──────── Data listing ────────

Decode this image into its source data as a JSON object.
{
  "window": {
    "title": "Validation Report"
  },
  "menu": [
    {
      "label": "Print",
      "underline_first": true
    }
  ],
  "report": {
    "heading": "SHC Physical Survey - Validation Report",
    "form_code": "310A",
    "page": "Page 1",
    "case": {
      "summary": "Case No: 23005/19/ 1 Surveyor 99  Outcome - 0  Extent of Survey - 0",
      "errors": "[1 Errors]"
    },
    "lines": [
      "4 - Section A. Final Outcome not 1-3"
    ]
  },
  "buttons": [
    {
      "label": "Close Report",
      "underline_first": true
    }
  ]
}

────────

◆ Objective:
Copy all the entries verbatim.

◆ Correct result:
Decode this image into its source data as a JSON object.
{
  "window": {
    "title": "Validation Report"
  },
  "menu": [
    {
      "label": "Print",
      "underline_first": true
    }
  ],
  "report": {
    "heading": "SHC Physical Survey - Validation Report",
    "form_code": "310A",
    "page": "Page 1",
    "case": {
      "summary": "Case No: 23005/19/ 1 Surveyor 99  Outcome - 0  Extent of Survey - 0",
      "errors": "[1 Errors]"
    },
    "lines": [
      "4 - Section A. Final Outcome not 1-3"
    ]
  },
  "buttons": [
    {
      "label": "Close Report",
      "underline_first": true
    }
  ]
}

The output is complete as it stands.